Exercise materials
## begin

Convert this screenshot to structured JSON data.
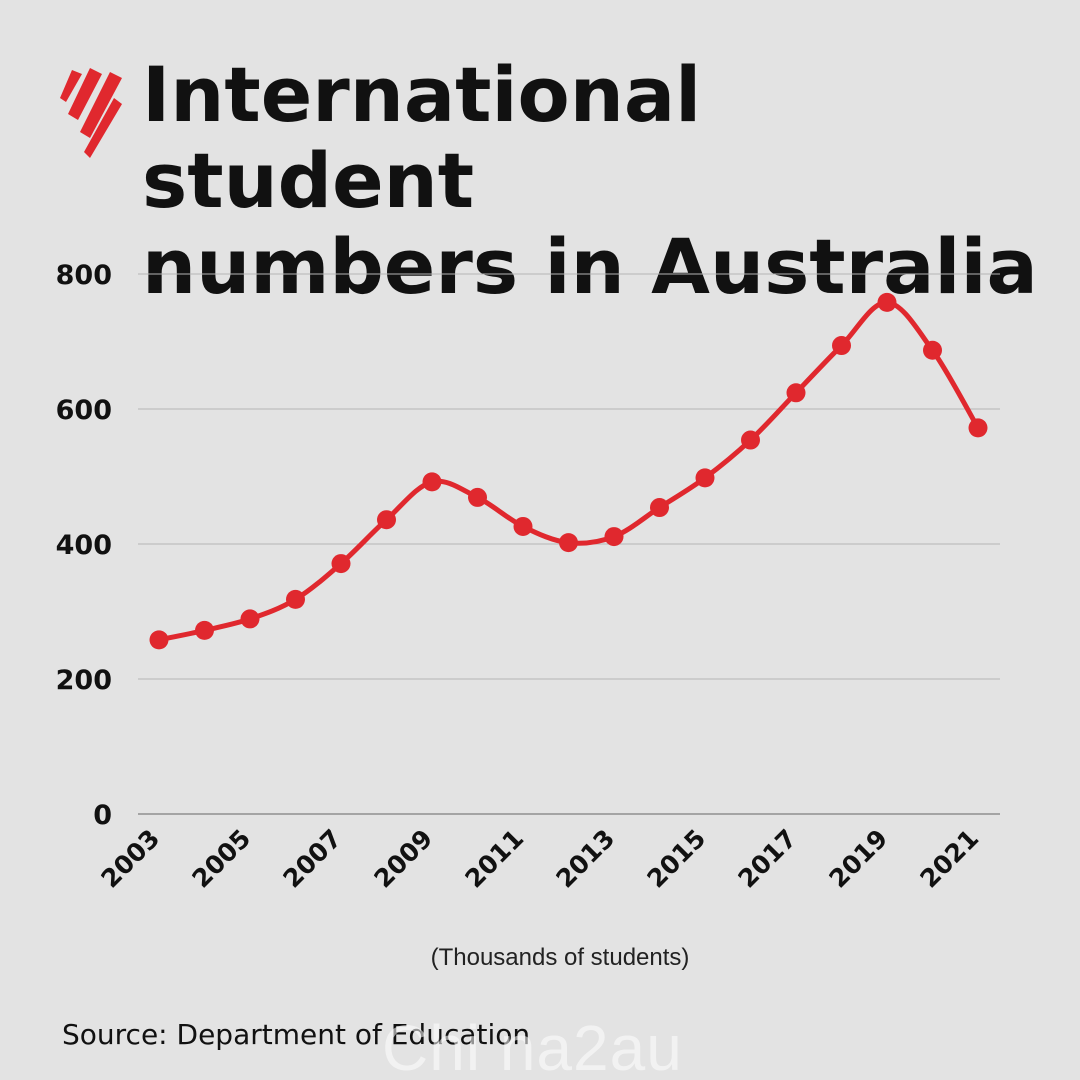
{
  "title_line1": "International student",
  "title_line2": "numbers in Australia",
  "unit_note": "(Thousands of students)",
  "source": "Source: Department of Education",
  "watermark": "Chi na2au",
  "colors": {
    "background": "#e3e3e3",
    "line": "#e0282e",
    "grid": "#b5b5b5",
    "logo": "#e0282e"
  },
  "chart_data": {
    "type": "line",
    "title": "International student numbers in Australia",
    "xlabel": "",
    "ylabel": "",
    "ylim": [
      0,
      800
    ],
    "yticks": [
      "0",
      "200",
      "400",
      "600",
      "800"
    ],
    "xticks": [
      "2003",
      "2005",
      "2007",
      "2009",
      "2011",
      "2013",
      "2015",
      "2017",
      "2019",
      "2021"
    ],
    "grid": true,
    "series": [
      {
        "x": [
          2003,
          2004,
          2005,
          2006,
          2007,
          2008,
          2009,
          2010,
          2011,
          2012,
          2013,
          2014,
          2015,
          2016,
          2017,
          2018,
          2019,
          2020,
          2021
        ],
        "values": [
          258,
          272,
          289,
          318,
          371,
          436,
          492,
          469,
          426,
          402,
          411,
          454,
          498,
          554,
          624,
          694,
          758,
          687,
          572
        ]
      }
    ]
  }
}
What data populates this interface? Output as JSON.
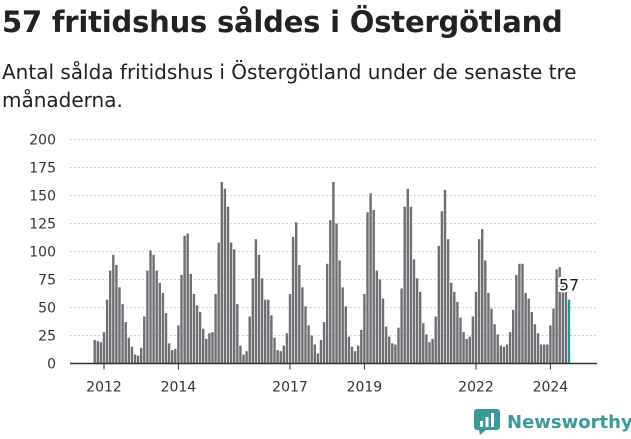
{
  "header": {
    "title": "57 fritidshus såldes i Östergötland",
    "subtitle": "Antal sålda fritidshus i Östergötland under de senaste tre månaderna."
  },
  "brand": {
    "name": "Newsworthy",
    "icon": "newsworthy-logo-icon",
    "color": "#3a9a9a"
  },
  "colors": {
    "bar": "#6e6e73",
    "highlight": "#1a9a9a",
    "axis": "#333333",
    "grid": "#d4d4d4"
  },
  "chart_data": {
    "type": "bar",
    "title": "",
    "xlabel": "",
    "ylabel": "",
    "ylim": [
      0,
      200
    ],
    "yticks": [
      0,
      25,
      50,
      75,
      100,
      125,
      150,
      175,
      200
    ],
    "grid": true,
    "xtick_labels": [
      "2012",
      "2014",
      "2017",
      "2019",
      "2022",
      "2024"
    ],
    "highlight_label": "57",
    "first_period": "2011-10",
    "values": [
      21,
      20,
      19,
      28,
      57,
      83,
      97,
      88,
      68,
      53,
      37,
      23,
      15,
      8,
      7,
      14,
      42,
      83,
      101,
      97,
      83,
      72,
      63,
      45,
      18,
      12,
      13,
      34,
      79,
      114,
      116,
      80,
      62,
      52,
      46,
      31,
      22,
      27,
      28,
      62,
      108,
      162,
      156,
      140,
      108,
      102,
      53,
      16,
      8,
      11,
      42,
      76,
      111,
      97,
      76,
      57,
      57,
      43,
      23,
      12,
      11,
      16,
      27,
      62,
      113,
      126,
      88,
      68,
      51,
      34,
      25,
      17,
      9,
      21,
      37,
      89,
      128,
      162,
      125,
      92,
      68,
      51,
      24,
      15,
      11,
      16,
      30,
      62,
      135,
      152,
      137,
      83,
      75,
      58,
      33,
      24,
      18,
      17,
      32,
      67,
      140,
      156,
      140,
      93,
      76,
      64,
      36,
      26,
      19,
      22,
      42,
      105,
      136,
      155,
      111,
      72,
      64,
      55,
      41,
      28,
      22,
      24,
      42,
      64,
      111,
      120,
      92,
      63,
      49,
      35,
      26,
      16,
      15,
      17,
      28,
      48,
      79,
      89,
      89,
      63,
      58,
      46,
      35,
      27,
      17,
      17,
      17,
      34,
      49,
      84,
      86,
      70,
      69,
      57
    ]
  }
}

## end

Written problem
Write every entry out again exactly, dropping the pictures.

Correct answer
Convert this screenshot to structured JSON data.
{
  "title_line1": "International student",
  "title_line2": "numbers in Australia",
  "unit_note": "(Thousands of students)",
  "source": "Source: Department of Education",
  "watermark": "Chi na2au",
  "colors": {
    "background": "#e3e3e3",
    "line": "#e0282e",
    "grid": "#b5b5b5",
    "logo": "#e0282e"
  },
  "chart_data": {
    "type": "line",
    "title": "International student numbers in Australia",
    "xlabel": "",
    "ylabel": "",
    "ylim": [
      0,
      800
    ],
    "yticks": [
      "0",
      "200",
      "400",
      "600",
      "800"
    ],
    "xticks": [
      "2003",
      "2005",
      "2007",
      "2009",
      "2011",
      "2013",
      "2015",
      "2017",
      "2019",
      "2021"
    ],
    "grid": true,
    "series": [
      {
        "x": [
          2003,
          2004,
          2005,
          2006,
          2007,
          2008,
          2009,
          2010,
          2011,
          2012,
          2013,
          2014,
          2015,
          2016,
          2017,
          2018,
          2019,
          2020,
          2021
        ],
        "values": [
          258,
          272,
          289,
          318,
          371,
          436,
          492,
          469,
          426,
          402,
          411,
          454,
          498,
          554,
          624,
          694,
          758,
          687,
          572
        ]
      }
    ]
  }
}
What data populates this interface? Output as JSON.
{
  "header": {
    "title": "57 fritidshus såldes i Östergötland",
    "subtitle": "Antal sålda fritidshus i Östergötland under de senaste tre månaderna."
  },
  "brand": {
    "name": "Newsworthy",
    "icon": "newsworthy-logo-icon",
    "color": "#3a9a9a"
  },
  "colors": {
    "bar": "#6e6e73",
    "highlight": "#1a9a9a",
    "axis": "#333333",
    "grid": "#d4d4d4"
  },
  "chart_data": {
    "type": "bar",
    "title": "",
    "xlabel": "",
    "ylabel": "",
    "ylim": [
      0,
      200
    ],
    "yticks": [
      0,
      25,
      50,
      75,
      100,
      125,
      150,
      175,
      200
    ],
    "grid": true,
    "xtick_labels": [
      "2012",
      "2014",
      "2017",
      "2019",
      "2022",
      "2024"
    ],
    "highlight_label": "57",
    "first_period": "2011-10",
    "values": [
      21,
      20,
      19,
      28,
      57,
      83,
      97,
      88,
      68,
      53,
      37,
      23,
      15,
      8,
      7,
      14,
      42,
      83,
      101,
      97,
      83,
      72,
      63,
      45,
      18,
      12,
      13,
      34,
      79,
      114,
      116,
      80,
      62,
      52,
      46,
      31,
      22,
      27,
      28,
      62,
      108,
      162,
      156,
      140,
      108,
      102,
      53,
      16,
      8,
      11,
      42,
      76,
      111,
      97,
      76,
      57,
      57,
      43,
      23,
      12,
      11,
      16,
      27,
      62,
      113,
      126,
      88,
      68,
      51,
      34,
      25,
      17,
      9,
      21,
      37,
      89,
      128,
      162,
      125,
      92,
      68,
      51,
      24,
      15,
      11,
      16,
      30,
      62,
      135,
      152,
      137,
      83,
      75,
      58,
      33,
      24,
      18,
      17,
      32,
      67,
      140,
      156,
      140,
      93,
      76,
      64,
      36,
      26,
      19,
      22,
      42,
      105,
      136,
      155,
      111,
      72,
      64,
      55,
      41,
      28,
      22,
      24,
      42,
      64,
      111,
      120,
      92,
      63,
      49,
      35,
      26,
      16,
      15,
      17,
      28,
      48,
      79,
      89,
      89,
      63,
      58,
      46,
      35,
      27,
      17,
      17,
      17,
      34,
      49,
      84,
      86,
      70,
      69,
      57
    ]
  }
}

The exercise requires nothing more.